**Goal**
Reproduce the entries below in full, word for word.

--- begin Provided entries ---

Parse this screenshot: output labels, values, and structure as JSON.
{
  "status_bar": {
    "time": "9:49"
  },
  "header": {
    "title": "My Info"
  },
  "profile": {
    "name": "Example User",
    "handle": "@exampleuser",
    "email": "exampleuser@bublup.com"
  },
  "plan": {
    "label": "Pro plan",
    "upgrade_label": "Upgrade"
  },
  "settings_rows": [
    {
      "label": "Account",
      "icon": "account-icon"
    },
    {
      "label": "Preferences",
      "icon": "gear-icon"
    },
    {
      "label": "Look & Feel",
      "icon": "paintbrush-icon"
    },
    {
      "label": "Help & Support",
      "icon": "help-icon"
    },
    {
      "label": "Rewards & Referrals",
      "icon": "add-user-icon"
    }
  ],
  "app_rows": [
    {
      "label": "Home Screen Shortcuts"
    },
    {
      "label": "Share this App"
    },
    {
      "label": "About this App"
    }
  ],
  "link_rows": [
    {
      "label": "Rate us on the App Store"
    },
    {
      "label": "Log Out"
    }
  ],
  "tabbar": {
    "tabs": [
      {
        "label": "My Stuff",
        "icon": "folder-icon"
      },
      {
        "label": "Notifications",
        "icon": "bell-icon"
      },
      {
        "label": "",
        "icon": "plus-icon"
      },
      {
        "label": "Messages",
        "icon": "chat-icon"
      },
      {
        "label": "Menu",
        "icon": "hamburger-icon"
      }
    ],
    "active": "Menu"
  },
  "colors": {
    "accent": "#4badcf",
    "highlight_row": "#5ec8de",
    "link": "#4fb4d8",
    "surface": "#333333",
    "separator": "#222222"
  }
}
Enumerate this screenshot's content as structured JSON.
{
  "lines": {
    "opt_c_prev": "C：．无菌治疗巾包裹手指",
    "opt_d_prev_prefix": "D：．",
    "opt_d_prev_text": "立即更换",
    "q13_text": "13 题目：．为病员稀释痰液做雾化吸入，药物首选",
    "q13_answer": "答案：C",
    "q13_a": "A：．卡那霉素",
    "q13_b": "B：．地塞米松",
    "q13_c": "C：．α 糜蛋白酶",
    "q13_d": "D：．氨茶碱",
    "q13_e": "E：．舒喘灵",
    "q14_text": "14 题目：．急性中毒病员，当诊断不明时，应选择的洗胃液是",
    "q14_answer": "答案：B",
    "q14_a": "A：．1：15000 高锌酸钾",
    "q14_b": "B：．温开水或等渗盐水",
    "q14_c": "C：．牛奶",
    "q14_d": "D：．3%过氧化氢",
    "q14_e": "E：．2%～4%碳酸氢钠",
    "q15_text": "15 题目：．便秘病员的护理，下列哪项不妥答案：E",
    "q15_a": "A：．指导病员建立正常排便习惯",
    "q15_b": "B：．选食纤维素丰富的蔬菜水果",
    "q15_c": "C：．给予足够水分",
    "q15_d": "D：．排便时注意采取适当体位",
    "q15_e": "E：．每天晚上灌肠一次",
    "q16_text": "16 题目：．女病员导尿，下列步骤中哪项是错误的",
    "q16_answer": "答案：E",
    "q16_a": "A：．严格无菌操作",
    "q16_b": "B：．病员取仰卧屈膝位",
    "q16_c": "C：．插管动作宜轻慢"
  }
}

--- end Provided entries ---

**The result**
Parse this screenshot: output labels, values, and structure as JSON.
{
  "status_bar": {
    "time": "9:49"
  },
  "header": {
    "title": "My Info"
  },
  "profile": {
    "name": "Example User",
    "handle": "@exampleuser",
    "email": "exampleuser@bublup.com"
  },
  "plan": {
    "label": "Pro plan",
    "upgrade_label": "Upgrade"
  },
  "settings_rows": [
    {
      "label": "Account",
      "icon": "account-icon"
    },
    {
      "label": "Preferences",
      "icon": "gear-icon"
    },
    {
      "label": "Look & Feel",
      "icon": "paintbrush-icon"
    },
    {
      "label": "Help & Support",
      "icon": "help-icon"
    },
    {
      "label": "Rewards & Referrals",
      "icon": "add-user-icon"
    }
  ],
  "app_rows": [
    {
      "label": "Home Screen Shortcuts"
    },
    {
      "label": "Share this App"
    },
    {
      "label": "About this App"
    }
  ],
  "link_rows": [
    {
      "label": "Rate us on the App Store"
    },
    {
      "label": "Log Out"
    }
  ],
  "tabbar": {
    "tabs": [
      {
        "label": "My Stuff",
        "icon": "folder-icon"
      },
      {
        "label": "Notifications",
        "icon": "bell-icon"
      },
      {
        "label": "",
        "icon": "plus-icon"
      },
      {
        "label": "Messages",
        "icon": "chat-icon"
      },
      {
        "label": "Menu",
        "icon": "hamburger-icon"
      }
    ],
    "active": "Menu"
  },
  "colors": {
    "accent": "#4badcf",
    "highlight_row": "#5ec8de",
    "link": "#4fb4d8",
    "surface": "#333333",
    "separator": "#222222"
  }
}
Enumerate this screenshot's content as structured JSON.
{
  "lines": {
    "opt_c_prev": "C：．无菌治疗巾包裹手指",
    "opt_d_prev_prefix": "D：．",
    "opt_d_prev_text": "立即更换",
    "q13_text": "13 题目：．为病员稀释痰液做雾化吸入，药物首选",
    "q13_answer": "答案：C",
    "q13_a": "A：．卡那霉素",
    "q13_b": "B：．地塞米松",
    "q13_c": "C：．α 糜蛋白酶",
    "q13_d": "D：．氨茶碱",
    "q13_e": "E：．舒喘灵",
    "q14_text": "14 题目：．急性中毒病员，当诊断不明时，应选择的洗胃液是",
    "q14_answer": "答案：B",
    "q14_a": "A：．1：15000 高锌酸钾",
    "q14_b": "B：．温开水或等渗盐水",
    "q14_c": "C：．牛奶",
    "q14_d": "D：．3%过氧化氢",
    "q14_e": "E：．2%～4%碳酸氢钠",
    "q15_text": "15 题目：．便秘病员的护理，下列哪项不妥答案：E",
    "q15_a": "A：．指导病员建立正常排便习惯",
    "q15_b": "B：．选食纤维素丰富的蔬菜水果",
    "q15_c": "C：．给予足够水分",
    "q15_d": "D：．排便时注意采取适当体位",
    "q15_e": "E：．每天晚上灌肠一次",
    "q16_text": "16 题目：．女病员导尿，下列步骤中哪项是错误的",
    "q16_answer": "答案：E",
    "q16_a": "A：．严格无菌操作",
    "q16_b": "B：．病员取仰卧屈膝位",
    "q16_c": "C：．插管动作宜轻慢"
  }
}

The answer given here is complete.